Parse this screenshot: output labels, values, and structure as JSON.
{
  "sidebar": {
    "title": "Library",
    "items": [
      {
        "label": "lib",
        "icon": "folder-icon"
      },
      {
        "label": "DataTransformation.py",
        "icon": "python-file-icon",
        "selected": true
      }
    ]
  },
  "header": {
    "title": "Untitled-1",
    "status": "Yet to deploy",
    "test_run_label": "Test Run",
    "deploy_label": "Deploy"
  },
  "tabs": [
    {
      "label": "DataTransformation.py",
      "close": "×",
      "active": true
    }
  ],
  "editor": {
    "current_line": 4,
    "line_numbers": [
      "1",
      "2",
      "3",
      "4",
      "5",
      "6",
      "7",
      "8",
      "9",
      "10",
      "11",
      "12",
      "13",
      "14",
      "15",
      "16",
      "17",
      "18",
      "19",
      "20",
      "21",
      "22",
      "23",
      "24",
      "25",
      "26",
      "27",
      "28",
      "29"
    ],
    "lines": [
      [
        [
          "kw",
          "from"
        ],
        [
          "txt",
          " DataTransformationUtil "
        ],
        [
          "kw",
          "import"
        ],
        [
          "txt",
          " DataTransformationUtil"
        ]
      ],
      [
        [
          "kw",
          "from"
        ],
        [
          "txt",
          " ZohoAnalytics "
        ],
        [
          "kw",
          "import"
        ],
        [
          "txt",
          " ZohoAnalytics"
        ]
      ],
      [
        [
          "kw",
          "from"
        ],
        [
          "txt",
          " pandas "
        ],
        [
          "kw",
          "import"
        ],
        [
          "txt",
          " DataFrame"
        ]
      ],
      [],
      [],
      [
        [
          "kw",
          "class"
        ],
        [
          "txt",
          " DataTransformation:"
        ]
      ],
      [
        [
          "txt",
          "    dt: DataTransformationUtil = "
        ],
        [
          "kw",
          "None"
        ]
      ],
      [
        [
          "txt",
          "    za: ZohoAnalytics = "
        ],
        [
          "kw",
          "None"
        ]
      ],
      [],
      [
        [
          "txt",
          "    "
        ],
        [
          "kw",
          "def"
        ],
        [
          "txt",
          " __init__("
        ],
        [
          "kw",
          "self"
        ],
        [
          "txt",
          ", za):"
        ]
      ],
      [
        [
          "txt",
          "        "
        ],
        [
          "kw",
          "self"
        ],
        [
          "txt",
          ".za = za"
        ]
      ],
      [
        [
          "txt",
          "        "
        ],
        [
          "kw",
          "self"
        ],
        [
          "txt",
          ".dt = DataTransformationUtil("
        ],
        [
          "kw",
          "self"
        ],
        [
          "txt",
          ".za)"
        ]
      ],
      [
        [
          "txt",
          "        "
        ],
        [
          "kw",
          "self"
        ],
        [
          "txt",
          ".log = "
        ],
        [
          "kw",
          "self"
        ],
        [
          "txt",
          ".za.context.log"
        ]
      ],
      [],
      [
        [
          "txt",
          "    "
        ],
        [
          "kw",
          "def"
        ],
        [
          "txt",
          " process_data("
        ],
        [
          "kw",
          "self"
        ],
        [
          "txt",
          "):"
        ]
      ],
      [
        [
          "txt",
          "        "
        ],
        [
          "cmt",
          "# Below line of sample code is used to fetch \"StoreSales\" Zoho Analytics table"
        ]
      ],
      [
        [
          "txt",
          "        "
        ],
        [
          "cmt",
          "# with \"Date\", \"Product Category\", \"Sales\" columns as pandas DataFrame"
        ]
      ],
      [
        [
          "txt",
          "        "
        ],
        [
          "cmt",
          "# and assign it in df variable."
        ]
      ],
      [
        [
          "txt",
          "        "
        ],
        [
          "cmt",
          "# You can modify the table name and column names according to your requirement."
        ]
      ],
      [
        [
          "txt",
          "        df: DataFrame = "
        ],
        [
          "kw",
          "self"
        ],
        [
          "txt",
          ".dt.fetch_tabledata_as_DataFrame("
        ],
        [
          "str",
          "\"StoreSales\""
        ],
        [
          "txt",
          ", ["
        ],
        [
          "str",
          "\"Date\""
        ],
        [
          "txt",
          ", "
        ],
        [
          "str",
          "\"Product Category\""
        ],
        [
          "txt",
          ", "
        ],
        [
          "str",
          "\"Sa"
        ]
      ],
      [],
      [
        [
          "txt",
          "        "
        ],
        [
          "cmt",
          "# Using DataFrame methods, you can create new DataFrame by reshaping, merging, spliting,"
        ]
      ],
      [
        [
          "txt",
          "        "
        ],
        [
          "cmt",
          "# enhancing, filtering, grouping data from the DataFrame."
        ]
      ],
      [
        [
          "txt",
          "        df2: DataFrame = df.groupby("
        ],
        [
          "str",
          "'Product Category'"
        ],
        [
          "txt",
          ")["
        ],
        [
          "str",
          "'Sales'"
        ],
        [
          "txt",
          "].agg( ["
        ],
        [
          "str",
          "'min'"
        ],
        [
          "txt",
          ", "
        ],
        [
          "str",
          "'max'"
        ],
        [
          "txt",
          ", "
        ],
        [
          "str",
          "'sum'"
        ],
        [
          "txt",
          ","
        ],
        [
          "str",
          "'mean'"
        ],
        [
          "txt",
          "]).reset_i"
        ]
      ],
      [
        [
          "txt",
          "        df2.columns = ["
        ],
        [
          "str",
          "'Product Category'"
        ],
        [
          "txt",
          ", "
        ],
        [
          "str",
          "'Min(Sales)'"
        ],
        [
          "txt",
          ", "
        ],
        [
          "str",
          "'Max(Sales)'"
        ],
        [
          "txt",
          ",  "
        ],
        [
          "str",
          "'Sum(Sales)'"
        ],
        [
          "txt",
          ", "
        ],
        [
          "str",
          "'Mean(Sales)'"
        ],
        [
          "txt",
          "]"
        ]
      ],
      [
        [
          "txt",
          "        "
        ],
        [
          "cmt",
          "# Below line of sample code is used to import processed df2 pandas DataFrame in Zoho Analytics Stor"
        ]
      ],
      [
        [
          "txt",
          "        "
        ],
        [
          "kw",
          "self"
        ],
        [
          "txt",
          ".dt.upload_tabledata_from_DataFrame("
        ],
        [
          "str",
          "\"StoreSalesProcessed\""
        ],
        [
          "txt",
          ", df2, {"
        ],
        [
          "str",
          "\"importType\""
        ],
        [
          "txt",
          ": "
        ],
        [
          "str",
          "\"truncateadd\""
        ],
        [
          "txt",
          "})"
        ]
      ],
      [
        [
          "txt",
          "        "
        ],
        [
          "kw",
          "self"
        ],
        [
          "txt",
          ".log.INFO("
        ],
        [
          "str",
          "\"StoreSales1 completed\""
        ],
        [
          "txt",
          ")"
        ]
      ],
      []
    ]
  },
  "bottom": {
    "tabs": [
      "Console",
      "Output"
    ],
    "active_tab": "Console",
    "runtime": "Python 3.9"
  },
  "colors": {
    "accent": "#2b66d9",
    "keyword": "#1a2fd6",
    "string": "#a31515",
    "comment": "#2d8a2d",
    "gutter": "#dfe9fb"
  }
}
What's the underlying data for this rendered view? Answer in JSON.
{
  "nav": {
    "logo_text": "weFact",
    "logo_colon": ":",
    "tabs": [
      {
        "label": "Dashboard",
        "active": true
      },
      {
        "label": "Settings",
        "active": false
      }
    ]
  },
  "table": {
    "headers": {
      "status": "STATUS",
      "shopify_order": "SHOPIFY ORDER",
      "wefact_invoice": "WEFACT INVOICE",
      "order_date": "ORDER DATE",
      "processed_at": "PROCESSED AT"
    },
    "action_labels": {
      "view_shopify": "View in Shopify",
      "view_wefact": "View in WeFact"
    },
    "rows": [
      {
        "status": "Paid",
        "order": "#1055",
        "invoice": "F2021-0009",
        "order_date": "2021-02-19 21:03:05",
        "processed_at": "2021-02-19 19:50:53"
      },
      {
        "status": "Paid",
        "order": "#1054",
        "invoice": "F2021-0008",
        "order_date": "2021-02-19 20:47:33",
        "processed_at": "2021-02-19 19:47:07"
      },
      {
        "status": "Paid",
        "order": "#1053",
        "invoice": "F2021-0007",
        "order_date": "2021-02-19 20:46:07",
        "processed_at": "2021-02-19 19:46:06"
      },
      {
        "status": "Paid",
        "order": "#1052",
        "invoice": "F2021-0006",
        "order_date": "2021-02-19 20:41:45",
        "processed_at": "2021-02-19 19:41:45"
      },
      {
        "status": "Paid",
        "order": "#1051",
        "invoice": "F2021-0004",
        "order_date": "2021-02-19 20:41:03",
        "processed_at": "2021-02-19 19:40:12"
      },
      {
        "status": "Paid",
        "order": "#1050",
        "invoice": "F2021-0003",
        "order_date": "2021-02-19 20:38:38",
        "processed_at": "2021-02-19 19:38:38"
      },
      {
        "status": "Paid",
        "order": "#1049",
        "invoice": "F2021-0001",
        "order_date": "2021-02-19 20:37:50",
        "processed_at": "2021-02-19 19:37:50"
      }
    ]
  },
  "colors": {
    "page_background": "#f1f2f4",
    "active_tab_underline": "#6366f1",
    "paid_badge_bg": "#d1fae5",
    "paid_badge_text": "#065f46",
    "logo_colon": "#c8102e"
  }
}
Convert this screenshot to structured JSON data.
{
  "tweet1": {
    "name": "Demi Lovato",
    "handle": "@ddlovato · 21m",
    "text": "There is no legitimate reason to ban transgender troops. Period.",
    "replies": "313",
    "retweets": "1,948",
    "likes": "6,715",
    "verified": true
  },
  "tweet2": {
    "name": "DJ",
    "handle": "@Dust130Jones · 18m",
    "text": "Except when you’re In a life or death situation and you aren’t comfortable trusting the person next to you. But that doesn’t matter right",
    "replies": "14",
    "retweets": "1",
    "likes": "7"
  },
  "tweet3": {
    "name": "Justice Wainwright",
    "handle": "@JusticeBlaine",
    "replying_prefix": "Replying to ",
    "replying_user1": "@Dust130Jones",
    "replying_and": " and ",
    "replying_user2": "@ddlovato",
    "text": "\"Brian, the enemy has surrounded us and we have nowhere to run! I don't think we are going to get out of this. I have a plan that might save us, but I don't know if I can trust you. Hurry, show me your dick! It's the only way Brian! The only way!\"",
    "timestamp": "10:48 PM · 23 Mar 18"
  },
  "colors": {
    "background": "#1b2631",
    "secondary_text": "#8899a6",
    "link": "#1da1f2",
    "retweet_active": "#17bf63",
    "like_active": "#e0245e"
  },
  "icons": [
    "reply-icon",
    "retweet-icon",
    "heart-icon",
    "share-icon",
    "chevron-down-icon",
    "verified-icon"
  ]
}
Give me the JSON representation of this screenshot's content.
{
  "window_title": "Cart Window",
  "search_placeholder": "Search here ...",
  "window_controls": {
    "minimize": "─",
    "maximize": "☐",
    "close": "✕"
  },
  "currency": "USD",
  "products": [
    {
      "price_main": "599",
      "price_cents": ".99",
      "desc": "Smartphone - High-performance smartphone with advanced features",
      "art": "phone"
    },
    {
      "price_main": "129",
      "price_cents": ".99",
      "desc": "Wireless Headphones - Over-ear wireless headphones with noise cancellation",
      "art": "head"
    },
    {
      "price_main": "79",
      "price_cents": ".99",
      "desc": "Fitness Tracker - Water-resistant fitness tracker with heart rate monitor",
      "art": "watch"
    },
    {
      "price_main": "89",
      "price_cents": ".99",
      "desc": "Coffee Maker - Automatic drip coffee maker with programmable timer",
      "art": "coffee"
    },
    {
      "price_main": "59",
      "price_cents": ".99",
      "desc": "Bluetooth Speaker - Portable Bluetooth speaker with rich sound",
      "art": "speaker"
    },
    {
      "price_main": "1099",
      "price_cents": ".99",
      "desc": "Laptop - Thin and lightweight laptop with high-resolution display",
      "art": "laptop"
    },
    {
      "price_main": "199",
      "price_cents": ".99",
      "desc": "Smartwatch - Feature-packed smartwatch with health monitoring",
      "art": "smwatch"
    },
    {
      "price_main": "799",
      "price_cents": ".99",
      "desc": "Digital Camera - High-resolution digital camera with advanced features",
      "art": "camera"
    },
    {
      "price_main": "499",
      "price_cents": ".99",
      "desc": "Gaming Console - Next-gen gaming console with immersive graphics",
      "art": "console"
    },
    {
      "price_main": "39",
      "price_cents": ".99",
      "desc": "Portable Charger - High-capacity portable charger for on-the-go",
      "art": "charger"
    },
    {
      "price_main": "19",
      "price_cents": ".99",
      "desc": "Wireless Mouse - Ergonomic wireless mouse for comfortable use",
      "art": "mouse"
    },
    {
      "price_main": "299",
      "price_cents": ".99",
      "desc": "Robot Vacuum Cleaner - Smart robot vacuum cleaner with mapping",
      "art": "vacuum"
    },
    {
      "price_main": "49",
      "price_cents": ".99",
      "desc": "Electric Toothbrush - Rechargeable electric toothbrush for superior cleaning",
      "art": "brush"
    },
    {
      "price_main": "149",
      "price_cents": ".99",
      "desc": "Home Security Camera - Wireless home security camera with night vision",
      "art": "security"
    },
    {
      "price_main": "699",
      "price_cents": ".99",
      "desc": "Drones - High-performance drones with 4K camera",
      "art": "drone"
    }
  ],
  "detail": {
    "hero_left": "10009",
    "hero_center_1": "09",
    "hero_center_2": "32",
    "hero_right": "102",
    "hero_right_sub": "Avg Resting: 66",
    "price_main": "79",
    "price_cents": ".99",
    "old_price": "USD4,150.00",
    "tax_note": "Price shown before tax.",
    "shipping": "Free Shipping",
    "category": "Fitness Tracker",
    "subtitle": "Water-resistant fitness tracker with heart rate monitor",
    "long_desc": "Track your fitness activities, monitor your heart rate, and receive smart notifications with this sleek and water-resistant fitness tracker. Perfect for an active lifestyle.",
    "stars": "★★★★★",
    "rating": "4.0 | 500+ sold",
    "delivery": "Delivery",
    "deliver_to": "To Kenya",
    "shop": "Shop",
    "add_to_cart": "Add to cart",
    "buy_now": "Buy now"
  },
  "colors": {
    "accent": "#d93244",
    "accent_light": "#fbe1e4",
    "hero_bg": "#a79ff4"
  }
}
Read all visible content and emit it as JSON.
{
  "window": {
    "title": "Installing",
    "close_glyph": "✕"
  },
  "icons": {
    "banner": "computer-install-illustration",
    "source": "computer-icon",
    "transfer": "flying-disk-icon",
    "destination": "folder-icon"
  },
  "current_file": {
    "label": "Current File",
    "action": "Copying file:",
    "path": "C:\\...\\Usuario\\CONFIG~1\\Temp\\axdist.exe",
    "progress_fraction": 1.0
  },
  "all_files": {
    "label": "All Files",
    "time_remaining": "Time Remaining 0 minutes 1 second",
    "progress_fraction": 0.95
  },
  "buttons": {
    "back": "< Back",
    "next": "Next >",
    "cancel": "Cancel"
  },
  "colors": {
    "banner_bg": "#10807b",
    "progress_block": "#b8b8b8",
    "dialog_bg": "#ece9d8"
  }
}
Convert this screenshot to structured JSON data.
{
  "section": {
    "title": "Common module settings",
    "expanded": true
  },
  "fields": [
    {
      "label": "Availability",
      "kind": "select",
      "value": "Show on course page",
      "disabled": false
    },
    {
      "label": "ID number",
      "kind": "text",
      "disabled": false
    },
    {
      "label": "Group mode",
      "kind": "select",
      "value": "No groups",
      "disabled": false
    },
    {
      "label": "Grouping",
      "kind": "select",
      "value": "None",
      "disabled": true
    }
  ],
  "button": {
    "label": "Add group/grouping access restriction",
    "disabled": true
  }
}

→ TASK GOAL: Each line above that holds the string "sample" should be copied and shown.

→ TASK OUTPUT:
          "# Below line of sample code is used to fetch \"StoreSales\" Zoho Analytics table"
          "# Below line of sample code is used to import processed df2 pandas DataFrame in Zoho Analytics Stor"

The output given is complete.